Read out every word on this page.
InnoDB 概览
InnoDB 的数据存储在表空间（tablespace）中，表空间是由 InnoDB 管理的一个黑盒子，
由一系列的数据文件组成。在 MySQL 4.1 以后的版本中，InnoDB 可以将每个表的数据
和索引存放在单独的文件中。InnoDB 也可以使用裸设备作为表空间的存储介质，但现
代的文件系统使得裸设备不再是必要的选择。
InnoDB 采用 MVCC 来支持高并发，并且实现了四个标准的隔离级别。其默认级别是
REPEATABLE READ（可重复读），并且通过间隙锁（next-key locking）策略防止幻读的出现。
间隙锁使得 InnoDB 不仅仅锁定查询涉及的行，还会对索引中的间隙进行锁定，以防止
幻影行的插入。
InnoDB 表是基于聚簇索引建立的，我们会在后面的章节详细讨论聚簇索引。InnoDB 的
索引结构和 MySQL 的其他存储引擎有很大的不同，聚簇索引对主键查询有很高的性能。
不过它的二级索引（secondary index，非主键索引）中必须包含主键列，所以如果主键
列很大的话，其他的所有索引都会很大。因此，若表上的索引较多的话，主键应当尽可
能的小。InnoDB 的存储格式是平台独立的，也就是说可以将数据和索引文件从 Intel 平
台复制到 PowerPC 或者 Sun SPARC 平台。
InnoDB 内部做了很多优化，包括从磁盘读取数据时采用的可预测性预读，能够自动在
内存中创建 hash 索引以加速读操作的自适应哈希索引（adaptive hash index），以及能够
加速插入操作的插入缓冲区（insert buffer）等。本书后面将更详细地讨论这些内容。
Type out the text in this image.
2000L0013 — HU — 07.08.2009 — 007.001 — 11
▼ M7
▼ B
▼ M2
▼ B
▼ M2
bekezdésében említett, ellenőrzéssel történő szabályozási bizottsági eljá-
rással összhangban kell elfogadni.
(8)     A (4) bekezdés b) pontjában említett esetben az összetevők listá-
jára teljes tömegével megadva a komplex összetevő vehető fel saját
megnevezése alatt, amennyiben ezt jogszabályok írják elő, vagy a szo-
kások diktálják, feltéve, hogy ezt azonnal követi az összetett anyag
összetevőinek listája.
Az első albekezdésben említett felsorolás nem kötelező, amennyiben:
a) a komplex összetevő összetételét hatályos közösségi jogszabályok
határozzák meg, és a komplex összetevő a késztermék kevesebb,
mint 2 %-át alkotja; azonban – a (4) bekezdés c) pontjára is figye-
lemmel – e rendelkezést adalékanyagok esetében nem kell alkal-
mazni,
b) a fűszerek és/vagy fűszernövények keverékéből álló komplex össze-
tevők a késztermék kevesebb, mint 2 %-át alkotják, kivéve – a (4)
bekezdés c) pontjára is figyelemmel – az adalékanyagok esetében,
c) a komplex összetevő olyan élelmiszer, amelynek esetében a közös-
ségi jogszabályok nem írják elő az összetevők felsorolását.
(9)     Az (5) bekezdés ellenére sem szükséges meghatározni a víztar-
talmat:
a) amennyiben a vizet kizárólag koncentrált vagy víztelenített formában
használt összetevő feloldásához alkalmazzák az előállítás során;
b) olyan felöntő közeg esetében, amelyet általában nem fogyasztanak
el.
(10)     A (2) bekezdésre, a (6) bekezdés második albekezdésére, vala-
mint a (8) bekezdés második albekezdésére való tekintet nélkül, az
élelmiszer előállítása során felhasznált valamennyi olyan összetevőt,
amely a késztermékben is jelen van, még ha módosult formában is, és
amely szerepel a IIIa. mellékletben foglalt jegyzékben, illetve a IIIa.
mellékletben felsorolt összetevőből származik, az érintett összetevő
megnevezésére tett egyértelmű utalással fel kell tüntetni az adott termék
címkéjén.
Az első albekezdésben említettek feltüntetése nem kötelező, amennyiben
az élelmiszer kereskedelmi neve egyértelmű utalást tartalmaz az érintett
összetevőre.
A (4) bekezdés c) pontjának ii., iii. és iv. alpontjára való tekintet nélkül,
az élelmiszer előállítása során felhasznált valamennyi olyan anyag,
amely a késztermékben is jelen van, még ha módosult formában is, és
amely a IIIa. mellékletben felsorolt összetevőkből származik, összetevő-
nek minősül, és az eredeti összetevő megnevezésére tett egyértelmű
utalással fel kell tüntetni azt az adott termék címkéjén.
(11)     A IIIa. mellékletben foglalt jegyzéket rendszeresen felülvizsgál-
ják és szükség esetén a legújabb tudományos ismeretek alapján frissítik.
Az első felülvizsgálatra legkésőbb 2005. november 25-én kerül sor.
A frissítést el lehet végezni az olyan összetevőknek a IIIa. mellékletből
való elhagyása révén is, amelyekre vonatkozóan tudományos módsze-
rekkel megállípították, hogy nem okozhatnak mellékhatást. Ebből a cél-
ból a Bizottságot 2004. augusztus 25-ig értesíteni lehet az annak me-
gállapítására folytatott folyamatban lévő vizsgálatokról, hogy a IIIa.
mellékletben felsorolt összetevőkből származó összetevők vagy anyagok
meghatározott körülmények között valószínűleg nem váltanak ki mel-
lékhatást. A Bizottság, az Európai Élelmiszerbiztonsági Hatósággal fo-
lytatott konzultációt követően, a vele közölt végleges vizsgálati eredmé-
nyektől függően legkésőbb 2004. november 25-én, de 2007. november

GIVEN EXERCISE
Recopy the entries above exactly, with every line included.

SOLUTION TO THIS PROBLEM
Read out every word on this page.
InnoDB 概览
InnoDB 的数据存储在表空间（tablespace）中，表空间是由 InnoDB 管理的一个黑盒子，
由一系列的数据文件组成。在 MySQL 4.1 以后的版本中，InnoDB 可以将每个表的数据
和索引存放在单独的文件中。InnoDB 也可以使用裸设备作为表空间的存储介质，但现
代的文件系统使得裸设备不再是必要的选择。
InnoDB 采用 MVCC 来支持高并发，并且实现了四个标准的隔离级别。其默认级别是
REPEATABLE READ（可重复读），并且通过间隙锁（next-key locking）策略防止幻读的出现。
间隙锁使得 InnoDB 不仅仅锁定查询涉及的行，还会对索引中的间隙进行锁定，以防止
幻影行的插入。
InnoDB 表是基于聚簇索引建立的，我们会在后面的章节详细讨论聚簇索引。InnoDB 的
索引结构和 MySQL 的其他存储引擎有很大的不同，聚簇索引对主键查询有很高的性能。
不过它的二级索引（secondary index，非主键索引）中必须包含主键列，所以如果主键
列很大的话，其他的所有索引都会很大。因此，若表上的索引较多的话，主键应当尽可
能的小。InnoDB 的存储格式是平台独立的，也就是说可以将数据和索引文件从 Intel 平
台复制到 PowerPC 或者 Sun SPARC 平台。
InnoDB 内部做了很多优化，包括从磁盘读取数据时采用的可预测性预读，能够自动在
内存中创建 hash 索引以加速读操作的自适应哈希索引（adaptive hash index），以及能够
加速插入操作的插入缓冲区（insert buffer）等。本书后面将更详细地讨论这些内容。
Type out the text in this image.
2000L0013 — HU — 07.08.2009 — 007.001 — 11
▼ M7
▼ B
▼ M2
▼ B
▼ M2
bekezdésében említett, ellenőrzéssel történő szabályozási bizottsági eljá-
rással összhangban kell elfogadni.
(8)     A (4) bekezdés b) pontjában említett esetben az összetevők listá-
jára teljes tömegével megadva a komplex összetevő vehető fel saját
megnevezése alatt, amennyiben ezt jogszabályok írják elő, vagy a szo-
kások diktálják, feltéve, hogy ezt azonnal követi az összetett anyag
összetevőinek listája.
Az első albekezdésben említett felsorolás nem kötelező, amennyiben:
a) a komplex összetevő összetételét hatályos közösségi jogszabályok
határozzák meg, és a komplex összetevő a késztermék kevesebb,
mint 2 %-át alkotja; azonban – a (4) bekezdés c) pontjára is figye-
lemmel – e rendelkezést adalékanyagok esetében nem kell alkal-
mazni,
b) a fűszerek és/vagy fűszernövények keverékéből álló komplex össze-
tevők a késztermék kevesebb, mint 2 %-át alkotják, kivéve – a (4)
bekezdés c) pontjára is figyelemmel – az adalékanyagok esetében,
c) a komplex összetevő olyan élelmiszer, amelynek esetében a közös-
ségi jogszabályok nem írják elő az összetevők felsorolását.
(9)     Az (5) bekezdés ellenére sem szükséges meghatározni a víztar-
talmat:
a) amennyiben a vizet kizárólag koncentrált vagy víztelenített formában
használt összetevő feloldásához alkalmazzák az előállítás során;
b) olyan felöntő közeg esetében, amelyet általában nem fogyasztanak
el.
(10)     A (2) bekezdésre, a (6) bekezdés második albekezdésére, vala-
mint a (8) bekezdés második albekezdésére való tekintet nélkül, az
élelmiszer előállítása során felhasznált valamennyi olyan összetevőt,
amely a késztermékben is jelen van, még ha módosult formában is, és
amely szerepel a IIIa. mellékletben foglalt jegyzékben, illetve a IIIa.
mellékletben felsorolt összetevőből származik, az érintett összetevő
megnevezésére tett egyértelmű utalással fel kell tüntetni az adott termék
címkéjén.
Az első albekezdésben említettek feltüntetése nem kötelező, amennyiben
az élelmiszer kereskedelmi neve egyértelmű utalást tartalmaz az érintett
összetevőre.
A (4) bekezdés c) pontjának ii., iii. és iv. alpontjára való tekintet nélkül,
az élelmiszer előállítása során felhasznált valamennyi olyan anyag,
amely a késztermékben is jelen van, még ha módosult formában is, és
amely a IIIa. mellékletben felsorolt összetevőkből származik, összetevő-
nek minősül, és az eredeti összetevő megnevezésére tett egyértelmű
utalással fel kell tüntetni azt az adott termék címkéjén.
(11)     A IIIa. mellékletben foglalt jegyzéket rendszeresen felülvizsgál-
ják és szükség esetén a legújabb tudományos ismeretek alapján frissítik.
Az első felülvizsgálatra legkésőbb 2005. november 25-én kerül sor.
A frissítést el lehet végezni az olyan összetevőknek a IIIa. mellékletből
való elhagyása révén is, amelyekre vonatkozóan tudományos módsze-
rekkel megállípították, hogy nem okozhatnak mellékhatást. Ebből a cél-
ból a Bizottságot 2004. augusztus 25-ig értesíteni lehet az annak me-
gállapítására folytatott folyamatban lévő vizsgálatokról, hogy a IIIa.
mellékletben felsorolt összetevőkből származó összetevők vagy anyagok
meghatározott körülmények között valószínűleg nem váltanak ki mel-
lékhatást. A Bizottság, az Európai Élelmiszerbiztonsági Hatósággal fo-
lytatott konzultációt követően, a vele közölt végleges vizsgálati eredmé-
nyektől függően legkésőbb 2004. november 25-én, de 2007. november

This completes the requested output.